- Job -
Produce an exact copy of all the records.

- Records for the exercise -
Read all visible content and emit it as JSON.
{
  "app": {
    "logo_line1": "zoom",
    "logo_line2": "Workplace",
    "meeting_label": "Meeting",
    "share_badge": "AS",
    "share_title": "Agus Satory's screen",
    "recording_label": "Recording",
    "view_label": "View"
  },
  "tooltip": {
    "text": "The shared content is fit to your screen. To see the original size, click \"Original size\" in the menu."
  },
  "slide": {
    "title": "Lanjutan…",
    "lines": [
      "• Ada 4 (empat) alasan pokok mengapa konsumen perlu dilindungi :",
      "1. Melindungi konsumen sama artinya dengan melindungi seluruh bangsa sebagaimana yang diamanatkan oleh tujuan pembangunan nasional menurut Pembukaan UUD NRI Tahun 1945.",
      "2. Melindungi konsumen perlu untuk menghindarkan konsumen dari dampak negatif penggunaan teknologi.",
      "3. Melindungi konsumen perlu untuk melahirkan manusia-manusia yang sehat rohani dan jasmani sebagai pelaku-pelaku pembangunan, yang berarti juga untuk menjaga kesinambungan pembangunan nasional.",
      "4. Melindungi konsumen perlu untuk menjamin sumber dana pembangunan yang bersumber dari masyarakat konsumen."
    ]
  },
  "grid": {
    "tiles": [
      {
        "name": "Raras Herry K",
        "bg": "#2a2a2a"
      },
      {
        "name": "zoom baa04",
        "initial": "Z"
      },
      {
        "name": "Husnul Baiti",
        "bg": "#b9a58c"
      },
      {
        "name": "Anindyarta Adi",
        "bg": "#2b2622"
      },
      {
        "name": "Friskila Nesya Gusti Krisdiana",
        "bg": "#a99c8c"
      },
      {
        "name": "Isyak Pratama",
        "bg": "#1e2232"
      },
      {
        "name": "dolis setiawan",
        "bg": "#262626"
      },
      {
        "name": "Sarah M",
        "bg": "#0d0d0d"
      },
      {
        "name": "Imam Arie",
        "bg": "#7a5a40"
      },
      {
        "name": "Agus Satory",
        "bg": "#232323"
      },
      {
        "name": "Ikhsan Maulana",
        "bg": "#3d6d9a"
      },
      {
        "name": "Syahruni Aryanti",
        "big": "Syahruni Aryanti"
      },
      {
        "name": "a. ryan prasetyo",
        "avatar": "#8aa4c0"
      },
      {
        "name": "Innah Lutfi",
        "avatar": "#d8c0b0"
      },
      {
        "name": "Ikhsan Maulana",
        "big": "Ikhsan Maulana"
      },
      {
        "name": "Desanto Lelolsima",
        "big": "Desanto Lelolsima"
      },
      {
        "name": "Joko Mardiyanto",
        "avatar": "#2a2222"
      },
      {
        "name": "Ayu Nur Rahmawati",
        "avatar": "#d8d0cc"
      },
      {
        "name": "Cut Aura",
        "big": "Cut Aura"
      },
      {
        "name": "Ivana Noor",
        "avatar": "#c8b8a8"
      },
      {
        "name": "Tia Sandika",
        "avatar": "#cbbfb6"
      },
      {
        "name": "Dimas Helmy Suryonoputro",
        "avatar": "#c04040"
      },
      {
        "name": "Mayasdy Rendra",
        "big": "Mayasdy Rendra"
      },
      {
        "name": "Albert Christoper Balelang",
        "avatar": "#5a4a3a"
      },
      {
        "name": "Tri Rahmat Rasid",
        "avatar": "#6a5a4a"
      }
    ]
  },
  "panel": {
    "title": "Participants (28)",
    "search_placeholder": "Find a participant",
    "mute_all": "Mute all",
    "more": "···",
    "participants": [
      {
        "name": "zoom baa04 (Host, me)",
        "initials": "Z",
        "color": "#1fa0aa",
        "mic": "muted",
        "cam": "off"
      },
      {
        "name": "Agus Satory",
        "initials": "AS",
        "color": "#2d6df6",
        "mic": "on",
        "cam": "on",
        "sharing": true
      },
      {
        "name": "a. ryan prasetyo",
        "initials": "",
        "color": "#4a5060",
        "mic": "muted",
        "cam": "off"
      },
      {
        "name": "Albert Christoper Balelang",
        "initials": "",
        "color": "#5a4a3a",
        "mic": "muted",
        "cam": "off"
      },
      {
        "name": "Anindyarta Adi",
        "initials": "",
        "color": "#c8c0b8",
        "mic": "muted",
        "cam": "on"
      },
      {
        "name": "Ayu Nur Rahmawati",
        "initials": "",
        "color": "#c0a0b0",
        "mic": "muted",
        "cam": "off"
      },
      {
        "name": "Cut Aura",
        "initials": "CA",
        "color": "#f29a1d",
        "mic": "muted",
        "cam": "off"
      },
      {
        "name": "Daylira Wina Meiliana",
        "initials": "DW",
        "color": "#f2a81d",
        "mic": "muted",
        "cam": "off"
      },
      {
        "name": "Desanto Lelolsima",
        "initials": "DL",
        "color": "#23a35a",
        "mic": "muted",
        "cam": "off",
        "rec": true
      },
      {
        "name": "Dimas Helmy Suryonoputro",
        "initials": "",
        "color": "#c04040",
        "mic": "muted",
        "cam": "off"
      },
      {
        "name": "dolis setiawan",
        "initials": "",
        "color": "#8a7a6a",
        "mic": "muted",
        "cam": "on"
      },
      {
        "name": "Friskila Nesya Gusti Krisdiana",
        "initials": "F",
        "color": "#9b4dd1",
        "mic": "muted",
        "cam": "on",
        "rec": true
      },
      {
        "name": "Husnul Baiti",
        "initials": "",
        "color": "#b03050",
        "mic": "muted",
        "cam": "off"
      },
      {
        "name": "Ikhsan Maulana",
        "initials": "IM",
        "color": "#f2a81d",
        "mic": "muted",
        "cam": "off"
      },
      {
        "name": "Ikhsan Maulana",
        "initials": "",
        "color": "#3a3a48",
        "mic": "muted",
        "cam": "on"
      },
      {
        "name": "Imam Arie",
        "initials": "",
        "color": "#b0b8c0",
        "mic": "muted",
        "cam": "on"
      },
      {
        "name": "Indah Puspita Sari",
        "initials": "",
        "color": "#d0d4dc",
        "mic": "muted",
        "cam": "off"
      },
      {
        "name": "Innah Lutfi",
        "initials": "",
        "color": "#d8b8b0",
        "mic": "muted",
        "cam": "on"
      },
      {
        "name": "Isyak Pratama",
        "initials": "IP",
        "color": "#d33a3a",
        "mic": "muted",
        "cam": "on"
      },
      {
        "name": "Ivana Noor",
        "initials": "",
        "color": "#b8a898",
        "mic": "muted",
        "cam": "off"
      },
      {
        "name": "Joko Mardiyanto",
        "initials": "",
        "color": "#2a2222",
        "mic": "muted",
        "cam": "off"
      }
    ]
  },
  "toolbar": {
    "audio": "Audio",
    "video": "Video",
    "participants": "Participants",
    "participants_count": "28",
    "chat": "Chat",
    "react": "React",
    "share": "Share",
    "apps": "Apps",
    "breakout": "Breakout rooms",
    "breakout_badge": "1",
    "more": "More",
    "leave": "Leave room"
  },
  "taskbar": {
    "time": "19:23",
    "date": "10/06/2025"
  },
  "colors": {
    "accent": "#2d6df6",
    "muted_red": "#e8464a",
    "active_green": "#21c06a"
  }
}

- Reply to the task -
Read all visible content and emit it as JSON.
{
  "app": {
    "logo_line1": "zoom",
    "logo_line2": "Workplace",
    "meeting_label": "Meeting",
    "share_badge": "AS",
    "share_title": "Agus Satory's screen",
    "recording_label": "Recording",
    "view_label": "View"
  },
  "tooltip": {
    "text": "The shared content is fit to your screen. To see the original size, click \"Original size\" in the menu."
  },
  "slide": {
    "title": "Lanjutan…",
    "lines": [
      "• Ada 4 (empat) alasan pokok mengapa konsumen perlu dilindungi :",
      "1. Melindungi konsumen sama artinya dengan melindungi seluruh bangsa sebagaimana yang diamanatkan oleh tujuan pembangunan nasional menurut Pembukaan UUD NRI Tahun 1945.",
      "2. Melindungi konsumen perlu untuk menghindarkan konsumen dari dampak negatif penggunaan teknologi.",
      "3. Melindungi konsumen perlu untuk melahirkan manusia-manusia yang sehat rohani dan jasmani sebagai pelaku-pelaku pembangunan, yang berarti juga untuk menjaga kesinambungan pembangunan nasional.",
      "4. Melindungi konsumen perlu untuk menjamin sumber dana pembangunan yang bersumber dari masyarakat konsumen."
    ]
  },
  "grid": {
    "tiles": [
      {
        "name": "Raras Herry K",
        "bg": "#2a2a2a"
      },
      {
        "name": "zoom baa04",
        "initial": "Z"
      },
      {
        "name": "Husnul Baiti",
        "bg": "#b9a58c"
      },
      {
        "name": "Anindyarta Adi",
        "bg": "#2b2622"
      },
      {
        "name": "Friskila Nesya Gusti Krisdiana",
        "bg": "#a99c8c"
      },
      {
        "name": "Isyak Pratama",
        "bg": "#1e2232"
      },
      {
        "name": "dolis setiawan",
        "bg": "#262626"
      },
      {
        "name": "Sarah M",
        "bg": "#0d0d0d"
      },
      {
        "name": "Imam Arie",
        "bg": "#7a5a40"
      },
      {
        "name": "Agus Satory",
        "bg": "#232323"
      },
      {
        "name": "Ikhsan Maulana",
        "bg": "#3d6d9a"
      },
      {
        "name": "Syahruni Aryanti",
        "big": "Syahruni Aryanti"
      },
      {
        "name": "a. ryan prasetyo",
        "avatar": "#8aa4c0"
      },
      {
        "name": "Innah Lutfi",
        "avatar": "#d8c0b0"
      },
      {
        "name": "Ikhsan Maulana",
        "big": "Ikhsan Maulana"
      },
      {
        "name": "Desanto Lelolsima",
        "big": "Desanto Lelolsima"
      },
      {
        "name": "Joko Mardiyanto",
        "avatar": "#2a2222"
      },
      {
        "name": "Ayu Nur Rahmawati",
        "avatar": "#d8d0cc"
      },
      {
        "name": "Cut Aura",
        "big": "Cut Aura"
      },
      {
        "name": "Ivana Noor",
        "avatar": "#c8b8a8"
      },
      {
        "name": "Tia Sandika",
        "avatar": "#cbbfb6"
      },
      {
        "name": "Dimas Helmy Suryonoputro",
        "avatar": "#c04040"
      },
      {
        "name": "Mayasdy Rendra",
        "big": "Mayasdy Rendra"
      },
      {
        "name": "Albert Christoper Balelang",
        "avatar": "#5a4a3a"
      },
      {
        "name": "Tri Rahmat Rasid",
        "avatar": "#6a5a4a"
      }
    ]
  },
  "panel": {
    "title": "Participants (28)",
    "search_placeholder": "Find a participant",
    "mute_all": "Mute all",
    "more": "···",
    "participants": [
      {
        "name": "zoom baa04 (Host, me)",
        "initials": "Z",
        "color": "#1fa0aa",
        "mic": "muted",
        "cam": "off"
      },
      {
        "name": "Agus Satory",
        "initials": "AS",
        "color": "#2d6df6",
        "mic": "on",
        "cam": "on",
        "sharing": true
      },
      {
        "name": "a. ryan prasetyo",
        "initials": "",
        "color": "#4a5060",
        "mic": "muted",
        "cam": "off"
      },
      {
        "name": "Albert Christoper Balelang",
        "initials": "",
        "color": "#5a4a3a",
        "mic": "muted",
        "cam": "off"
      },
      {
        "name": "Anindyarta Adi",
        "initials": "",
        "color": "#c8c0b8",
        "mic": "muted",
        "cam": "on"
      },
      {
        "name": "Ayu Nur Rahmawati",
        "initials": "",
        "color": "#c0a0b0",
        "mic": "muted",
        "cam": "off"
      },
      {
        "name": "Cut Aura",
        "initials": "CA",
        "color": "#f29a1d",
        "mic": "muted",
        "cam": "off"
      },
      {
        "name": "Daylira Wina Meiliana",
        "initials": "DW",
        "color": "#f2a81d",
        "mic": "muted",
        "cam": "off"
      },
      {
        "name": "Desanto Lelolsima",
        "initials": "DL",
        "color": "#23a35a",
        "mic": "muted",
        "cam": "off",
        "rec": true
      },
      {
        "name": "Dimas Helmy Suryonoputro",
        "initials": "",
        "color": "#c04040",
        "mic": "muted",
        "cam": "off"
      },
      {
        "name": "dolis setiawan",
        "initials": "",
        "color": "#8a7a6a",
        "mic": "muted",
        "cam": "on"
      },
      {
        "name": "Friskila Nesya Gusti Krisdiana",
        "initials": "F",
        "color": "#9b4dd1",
        "mic": "muted",
        "cam": "on",
        "rec": true
      },
      {
        "name": "Husnul Baiti",
        "initials": "",
        "color": "#b03050",
        "mic": "muted",
        "cam": "off"
      },
      {
        "name": "Ikhsan Maulana",
        "initials": "IM",
        "color": "#f2a81d",
        "mic": "muted",
        "cam": "off"
      },
      {
        "name": "Ikhsan Maulana",
        "initials": "",
        "color": "#3a3a48",
        "mic": "muted",
        "cam": "on"
      },
      {
        "name": "Imam Arie",
        "initials": "",
        "color": "#b0b8c0",
        "mic": "muted",
        "cam": "on"
      },
      {
        "name": "Indah Puspita Sari",
        "initials": "",
        "color": "#d0d4dc",
        "mic": "muted",
        "cam": "off"
      },
      {
        "name": "Innah Lutfi",
        "initials": "",
        "color": "#d8b8b0",
        "mic": "muted",
        "cam": "on"
      },
      {
        "name": "Isyak Pratama",
        "initials": "IP",
        "color": "#d33a3a",
        "mic": "muted",
        "cam": "on"
      },
      {
        "name": "Ivana Noor",
        "initials": "",
        "color": "#b8a898",
        "mic": "muted",
        "cam": "off"
      },
      {
        "name": "Joko Mardiyanto",
        "initials": "",
        "color": "#2a2222",
        "mic": "muted",
        "cam": "off"
      }
    ]
  },
  "toolbar": {
    "audio": "Audio",
    "video": "Video",
    "participants": "Participants",
    "participants_count": "28",
    "chat": "Chat",
    "react": "React",
    "share": "Share",
    "apps": "Apps",
    "breakout": "Breakout rooms",
    "breakout_badge": "1",
    "more": "More",
    "leave": "Leave room"
  },
  "taskbar": {
    "time": "19:23",
    "date": "10/06/2025"
  },
  "colors": {
    "accent": "#2d6df6",
    "muted_red": "#e8464a",
    "active_green": "#21c06a"
  }
}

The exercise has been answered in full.